(Figure record listings)
[start]

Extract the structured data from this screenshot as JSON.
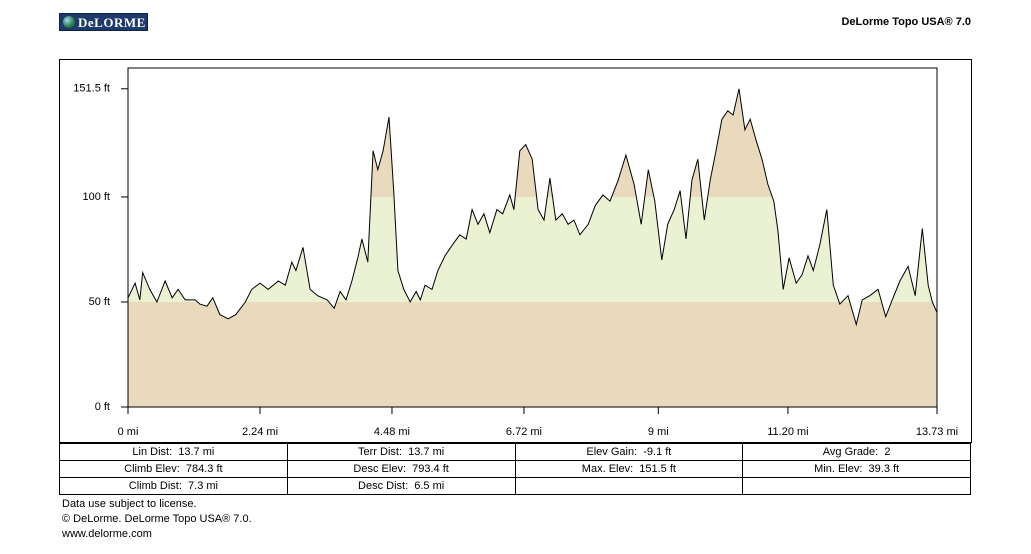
{
  "header": {
    "logo": "DeLORME",
    "product": "DeLorme Topo USA® 7.0"
  },
  "chart_data": {
    "type": "area",
    "x": [
      0,
      0.12,
      0.2,
      0.25,
      0.37,
      0.49,
      0.63,
      0.75,
      0.85,
      0.97,
      1.14,
      1.22,
      1.34,
      1.44,
      1.56,
      1.7,
      1.83,
      1.99,
      2.1,
      2.24,
      2.38,
      2.55,
      2.67,
      2.78,
      2.85,
      2.97,
      3.09,
      3.22,
      3.38,
      3.5,
      3.6,
      3.7,
      3.8,
      3.9,
      3.97,
      4.07,
      4.16,
      4.24,
      4.33,
      4.43,
      4.51,
      4.58,
      4.68,
      4.79,
      4.89,
      4.96,
      5.04,
      5.16,
      5.26,
      5.38,
      5.5,
      5.63,
      5.74,
      5.84,
      5.94,
      6.04,
      6.14,
      6.26,
      6.36,
      6.48,
      6.55,
      6.65,
      6.75,
      6.86,
      6.96,
      7.06,
      7.16,
      7.26,
      7.37,
      7.47,
      7.57,
      7.67,
      7.81,
      7.93,
      8.06,
      8.18,
      8.32,
      8.45,
      8.59,
      8.71,
      8.83,
      8.94,
      9.06,
      9.16,
      9.27,
      9.37,
      9.47,
      9.57,
      9.67,
      9.78,
      9.88,
      9.98,
      10.08,
      10.18,
      10.27,
      10.37,
      10.47,
      10.56,
      10.66,
      10.76,
      10.86,
      10.96,
      11.03,
      11.12,
      11.22,
      11.34,
      11.44,
      11.54,
      11.63,
      11.74,
      11.86,
      11.97,
      12.08,
      12.22,
      12.36,
      12.46,
      12.59,
      12.73,
      12.86,
      12.97,
      13.1,
      13.24,
      13.36,
      13.48,
      13.58,
      13.65,
      13.73
    ],
    "values": [
      52,
      59,
      51,
      64,
      56,
      50,
      60,
      52,
      56,
      51,
      51,
      49,
      48,
      52,
      44,
      42,
      44,
      50,
      56,
      59,
      56,
      60,
      58,
      69,
      65,
      76,
      56,
      53,
      51,
      47,
      55,
      51,
      60,
      71,
      80,
      69,
      122,
      113,
      122,
      138,
      103,
      65,
      56,
      50,
      55,
      51,
      58,
      56,
      65,
      72,
      77,
      82,
      80,
      94,
      87,
      92,
      83,
      94,
      92,
      101,
      94,
      122,
      125,
      118,
      94,
      89,
      109,
      89,
      92,
      87,
      89,
      82,
      87,
      96,
      101,
      98,
      108,
      120,
      106,
      87,
      113,
      98,
      70,
      87,
      94,
      103,
      80,
      108,
      118,
      89,
      108,
      122,
      137,
      141,
      139,
      151.5,
      132,
      137,
      127,
      118,
      106,
      98,
      84,
      56,
      71,
      59,
      63,
      72,
      65,
      77,
      94,
      58,
      49,
      53,
      39.3,
      51,
      53,
      56,
      43,
      51,
      60,
      67,
      53,
      85,
      58,
      50,
      45
    ],
    "line_color": "#000000",
    "bands": [
      {
        "from": 0,
        "to": 50,
        "color": "#e9dabd"
      },
      {
        "from": 50,
        "to": 100,
        "color": "#eaf2d3"
      },
      {
        "from": 100,
        "to": 161.4,
        "color": "#e9dabd"
      }
    ],
    "xlim": [
      0,
      13.73
    ],
    "ylim": [
      0,
      161.4
    ],
    "xticks": [
      {
        "value": 0,
        "label": "0 mi"
      },
      {
        "value": 2.24,
        "label": "2.24 mi"
      },
      {
        "value": 4.48,
        "label": "4.48 mi"
      },
      {
        "value": 6.72,
        "label": "6.72 mi"
      },
      {
        "value": 9,
        "label": "9 mi"
      },
      {
        "value": 11.2,
        "label": "11.20 mi"
      },
      {
        "value": 13.73,
        "label": "13.73 mi"
      }
    ],
    "yticks": [
      {
        "value": 0,
        "label": "0 ft"
      },
      {
        "value": 50,
        "label": "50 ft"
      },
      {
        "value": 100,
        "label": "100 ft"
      },
      {
        "value": 151.5,
        "label": "151.5 ft"
      }
    ]
  },
  "stats": {
    "rows": [
      [
        "Lin Dist:  13.7 mi",
        "Terr Dist:  13.7 mi",
        "Elev Gain:  -9.1 ft",
        "Avg Grade:  2"
      ],
      [
        "Climb Elev:  784.3 ft",
        "Desc Elev:  793.4 ft",
        "Max. Elev:  151.5 ft",
        "Min. Elev:  39.3 ft"
      ],
      [
        "Climb Dist:  7.3 mi",
        "Desc Dist:  6.5 mi"
      ]
    ]
  },
  "footer": [
    "Data use subject to license.",
    "© DeLorme. DeLorme Topo USA® 7.0.",
    "www.delorme.com"
  ]
}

[end]

=== EXERCISE ===
Which lines in the records above contain the string "Topo"? Copy each one.

=== EXERCISE SOLUTION ===
    "product": "DeLorme Topo USA® 7.0"
    "© DeLorme. DeLorme Topo USA® 7.0.",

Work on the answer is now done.